Copy all of the records below verbatim.

Data to process
╭──
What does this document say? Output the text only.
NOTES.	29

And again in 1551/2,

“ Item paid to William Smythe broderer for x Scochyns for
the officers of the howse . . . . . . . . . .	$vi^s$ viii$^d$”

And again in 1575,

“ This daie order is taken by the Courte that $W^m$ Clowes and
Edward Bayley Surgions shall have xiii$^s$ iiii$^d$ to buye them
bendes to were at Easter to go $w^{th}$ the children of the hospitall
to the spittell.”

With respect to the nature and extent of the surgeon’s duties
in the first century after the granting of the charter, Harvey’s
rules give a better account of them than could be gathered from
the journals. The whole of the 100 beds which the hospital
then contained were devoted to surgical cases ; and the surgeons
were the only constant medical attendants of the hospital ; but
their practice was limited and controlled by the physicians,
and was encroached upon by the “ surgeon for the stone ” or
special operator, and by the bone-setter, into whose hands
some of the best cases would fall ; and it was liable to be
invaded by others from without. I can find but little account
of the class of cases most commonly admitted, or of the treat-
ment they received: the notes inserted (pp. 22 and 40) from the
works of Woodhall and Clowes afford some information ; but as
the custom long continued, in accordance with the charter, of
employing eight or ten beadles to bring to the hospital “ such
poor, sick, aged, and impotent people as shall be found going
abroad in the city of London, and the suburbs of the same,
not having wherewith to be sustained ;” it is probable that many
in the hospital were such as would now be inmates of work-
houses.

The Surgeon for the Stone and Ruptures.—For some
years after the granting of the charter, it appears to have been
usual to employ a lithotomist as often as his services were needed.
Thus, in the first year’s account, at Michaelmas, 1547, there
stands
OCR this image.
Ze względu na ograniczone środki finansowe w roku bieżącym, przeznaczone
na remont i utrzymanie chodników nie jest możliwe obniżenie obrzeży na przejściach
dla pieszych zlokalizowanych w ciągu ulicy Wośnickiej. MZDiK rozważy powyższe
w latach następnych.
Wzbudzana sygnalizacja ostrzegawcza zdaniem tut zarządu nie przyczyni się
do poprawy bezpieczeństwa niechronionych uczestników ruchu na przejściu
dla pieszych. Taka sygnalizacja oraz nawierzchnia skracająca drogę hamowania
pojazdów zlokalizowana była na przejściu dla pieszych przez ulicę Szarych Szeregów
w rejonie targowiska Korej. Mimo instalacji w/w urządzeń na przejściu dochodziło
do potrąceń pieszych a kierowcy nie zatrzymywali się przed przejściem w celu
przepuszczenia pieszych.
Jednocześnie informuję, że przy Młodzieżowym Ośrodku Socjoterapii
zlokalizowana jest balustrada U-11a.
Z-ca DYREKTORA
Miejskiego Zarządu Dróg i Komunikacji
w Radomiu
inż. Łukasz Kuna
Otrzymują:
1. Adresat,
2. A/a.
╰──
Task answer
What does this document say? Output the text only.
NOTES.	29

And again in 1551/2,

“ Item paid to William Smythe broderer for x Scochyns for
the officers of the howse . . . . . . . . . .	$vi^s$ viii$^d$”

And again in 1575,

“ This daie order is taken by the Courte that $W^m$ Clowes and
Edward Bayley Surgions shall have xiii$^s$ iiii$^d$ to buye them
bendes to were at Easter to go $w^{th}$ the children of the hospitall
to the spittell.”

With respect to the nature and extent of the surgeon’s duties
in the first century after the granting of the charter, Harvey’s
rules give a better account of them than could be gathered from
the journals. The whole of the 100 beds which the hospital
then contained were devoted to surgical cases ; and the surgeons
were the only constant medical attendants of the hospital ; but
their practice was limited and controlled by the physicians,
and was encroached upon by the “ surgeon for the stone ” or
special operator, and by the bone-setter, into whose hands
some of the best cases would fall ; and it was liable to be
invaded by others from without. I can find but little account
of the class of cases most commonly admitted, or of the treat-
ment they received: the notes inserted (pp. 22 and 40) from the
works of Woodhall and Clowes afford some information ; but as
the custom long continued, in accordance with the charter, of
employing eight or ten beadles to bring to the hospital “ such
poor, sick, aged, and impotent people as shall be found going
abroad in the city of London, and the suburbs of the same,
not having wherewith to be sustained ;” it is probable that many
in the hospital were such as would now be inmates of work-
houses.

The Surgeon for the Stone and Ruptures.—For some
years after the granting of the charter, it appears to have been
usual to employ a lithotomist as often as his services were needed.
Thus, in the first year’s account, at Michaelmas, 1547, there
stands
OCR this image.
Ze względu na ograniczone środki finansowe w roku bieżącym, przeznaczone
na remont i utrzymanie chodników nie jest możliwe obniżenie obrzeży na przejściach
dla pieszych zlokalizowanych w ciągu ulicy Wośnickiej. MZDiK rozważy powyższe
w latach następnych.
Wzbudzana sygnalizacja ostrzegawcza zdaniem tut zarządu nie przyczyni się
do poprawy bezpieczeństwa niechronionych uczestników ruchu na przejściu
dla pieszych. Taka sygnalizacja oraz nawierzchnia skracająca drogę hamowania
pojazdów zlokalizowana była na przejściu dla pieszych przez ulicę Szarych Szeregów
w rejonie targowiska Korej. Mimo instalacji w/w urządzeń na przejściu dochodziło
do potrąceń pieszych a kierowcy nie zatrzymywali się przed przejściem w celu
przepuszczenia pieszych.
Jednocześnie informuję, że przy Młodzieżowym Ośrodku Socjoterapii
zlokalizowana jest balustrada U-11a.
Z-ca DYREKTORA
Miejskiego Zarządu Dróg i Komunikacji
w Radomiu
inż. Łukasz Kuna
Otrzymują:
1. Adresat,
2. A/a.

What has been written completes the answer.